----- GIVEN DATA

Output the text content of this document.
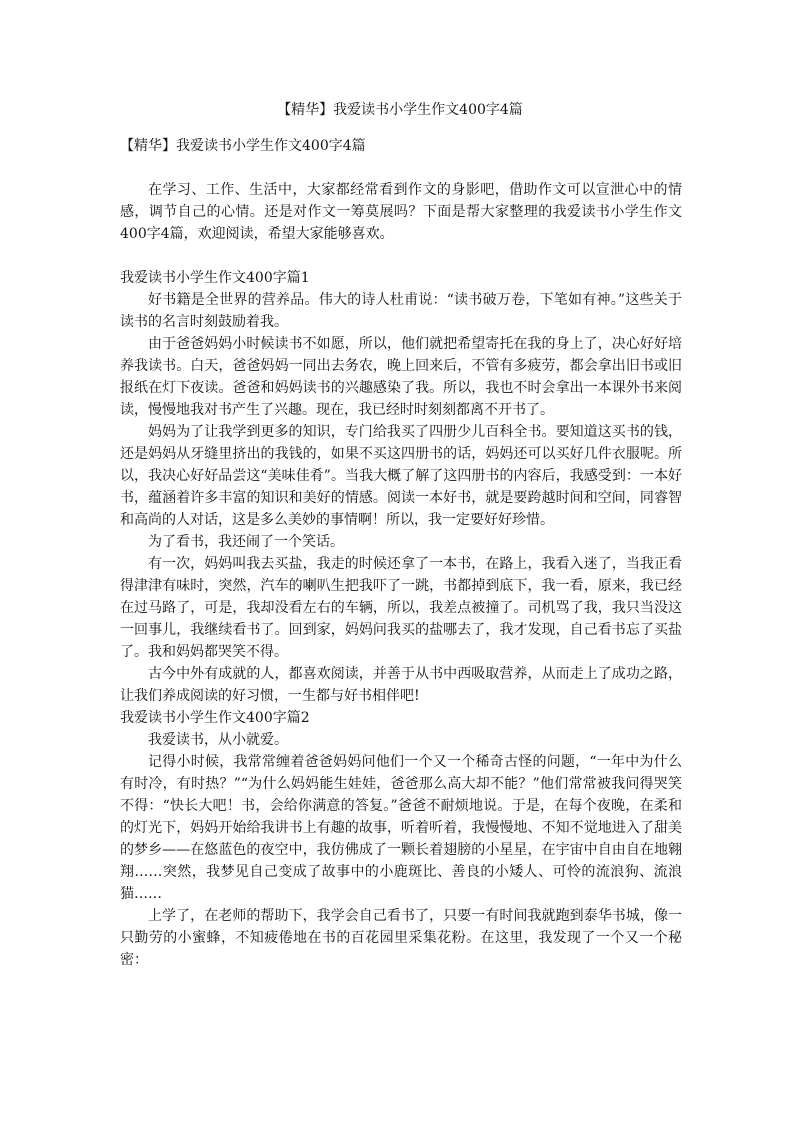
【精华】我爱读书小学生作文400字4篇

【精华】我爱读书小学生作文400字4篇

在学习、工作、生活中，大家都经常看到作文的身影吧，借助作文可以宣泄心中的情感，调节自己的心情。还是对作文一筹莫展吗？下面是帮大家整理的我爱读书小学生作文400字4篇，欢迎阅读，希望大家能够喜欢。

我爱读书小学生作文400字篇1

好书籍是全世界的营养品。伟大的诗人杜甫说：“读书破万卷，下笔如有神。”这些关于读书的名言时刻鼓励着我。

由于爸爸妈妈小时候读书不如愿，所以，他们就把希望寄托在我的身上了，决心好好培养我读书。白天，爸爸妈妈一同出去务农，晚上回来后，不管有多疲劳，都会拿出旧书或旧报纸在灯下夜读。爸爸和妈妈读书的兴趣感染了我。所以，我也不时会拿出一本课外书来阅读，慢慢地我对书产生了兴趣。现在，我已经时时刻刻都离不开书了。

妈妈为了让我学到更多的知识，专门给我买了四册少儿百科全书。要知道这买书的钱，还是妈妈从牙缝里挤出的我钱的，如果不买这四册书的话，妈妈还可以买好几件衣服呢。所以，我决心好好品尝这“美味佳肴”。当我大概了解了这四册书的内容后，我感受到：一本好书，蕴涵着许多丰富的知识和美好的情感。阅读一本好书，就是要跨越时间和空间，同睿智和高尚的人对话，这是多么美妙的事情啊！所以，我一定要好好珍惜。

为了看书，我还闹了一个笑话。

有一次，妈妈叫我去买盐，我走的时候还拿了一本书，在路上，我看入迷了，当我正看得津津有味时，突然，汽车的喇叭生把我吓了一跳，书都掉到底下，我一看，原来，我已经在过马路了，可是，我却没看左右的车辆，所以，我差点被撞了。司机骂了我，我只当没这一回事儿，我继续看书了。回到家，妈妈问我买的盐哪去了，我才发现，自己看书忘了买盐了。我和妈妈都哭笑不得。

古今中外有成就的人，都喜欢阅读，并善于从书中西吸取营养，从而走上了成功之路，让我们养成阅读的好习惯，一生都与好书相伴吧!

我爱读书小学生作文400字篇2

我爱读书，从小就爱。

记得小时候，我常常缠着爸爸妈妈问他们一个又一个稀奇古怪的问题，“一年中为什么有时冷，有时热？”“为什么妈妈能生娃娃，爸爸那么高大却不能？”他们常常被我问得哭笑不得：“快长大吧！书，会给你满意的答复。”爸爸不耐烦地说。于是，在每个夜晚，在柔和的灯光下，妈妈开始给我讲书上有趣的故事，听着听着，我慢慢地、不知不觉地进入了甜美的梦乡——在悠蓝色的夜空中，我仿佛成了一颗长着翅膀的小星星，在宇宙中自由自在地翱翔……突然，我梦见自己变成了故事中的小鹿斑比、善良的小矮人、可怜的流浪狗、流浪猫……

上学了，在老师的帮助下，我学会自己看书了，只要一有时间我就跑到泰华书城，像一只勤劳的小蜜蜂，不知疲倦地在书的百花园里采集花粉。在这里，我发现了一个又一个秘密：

----------

**TASK GOAL**
Without including the pictures, reproduce all entries exactly.

**FULL OUTPUT**
Output the text content of this document.
【精华】我爱读书小学生作文400字4篇

【精华】我爱读书小学生作文400字4篇

在学习、工作、生活中，大家都经常看到作文的身影吧，借助作文可以宣泄心中的情感，调节自己的心情。还是对作文一筹莫展吗？下面是帮大家整理的我爱读书小学生作文400字4篇，欢迎阅读，希望大家能够喜欢。

我爱读书小学生作文400字篇1

好书籍是全世界的营养品。伟大的诗人杜甫说：“读书破万卷，下笔如有神。”这些关于读书的名言时刻鼓励着我。

由于爸爸妈妈小时候读书不如愿，所以，他们就把希望寄托在我的身上了，决心好好培养我读书。白天，爸爸妈妈一同出去务农，晚上回来后，不管有多疲劳，都会拿出旧书或旧报纸在灯下夜读。爸爸和妈妈读书的兴趣感染了我。所以，我也不时会拿出一本课外书来阅读，慢慢地我对书产生了兴趣。现在，我已经时时刻刻都离不开书了。

妈妈为了让我学到更多的知识，专门给我买了四册少儿百科全书。要知道这买书的钱，还是妈妈从牙缝里挤出的我钱的，如果不买这四册书的话，妈妈还可以买好几件衣服呢。所以，我决心好好品尝这“美味佳肴”。当我大概了解了这四册书的内容后，我感受到：一本好书，蕴涵着许多丰富的知识和美好的情感。阅读一本好书，就是要跨越时间和空间，同睿智和高尚的人对话，这是多么美妙的事情啊！所以，我一定要好好珍惜。

为了看书，我还闹了一个笑话。

有一次，妈妈叫我去买盐，我走的时候还拿了一本书，在路上，我看入迷了，当我正看得津津有味时，突然，汽车的喇叭生把我吓了一跳，书都掉到底下，我一看，原来，我已经在过马路了，可是，我却没看左右的车辆，所以，我差点被撞了。司机骂了我，我只当没这一回事儿，我继续看书了。回到家，妈妈问我买的盐哪去了，我才发现，自己看书忘了买盐了。我和妈妈都哭笑不得。

古今中外有成就的人，都喜欢阅读，并善于从书中西吸取营养，从而走上了成功之路，让我们养成阅读的好习惯，一生都与好书相伴吧!

我爱读书小学生作文400字篇2

我爱读书，从小就爱。

记得小时候，我常常缠着爸爸妈妈问他们一个又一个稀奇古怪的问题，“一年中为什么有时冷，有时热？”“为什么妈妈能生娃娃，爸爸那么高大却不能？”他们常常被我问得哭笑不得：“快长大吧！书，会给你满意的答复。”爸爸不耐烦地说。于是，在每个夜晚，在柔和的灯光下，妈妈开始给我讲书上有趣的故事，听着听着，我慢慢地、不知不觉地进入了甜美的梦乡——在悠蓝色的夜空中，我仿佛成了一颗长着翅膀的小星星，在宇宙中自由自在地翱翔……突然，我梦见自己变成了故事中的小鹿斑比、善良的小矮人、可怜的流浪狗、流浪猫……

上学了，在老师的帮助下，我学会自己看书了，只要一有时间我就跑到泰华书城，像一只勤劳的小蜜蜂，不知疲倦地在书的百花园里采集花粉。在这里，我发现了一个又一个秘密：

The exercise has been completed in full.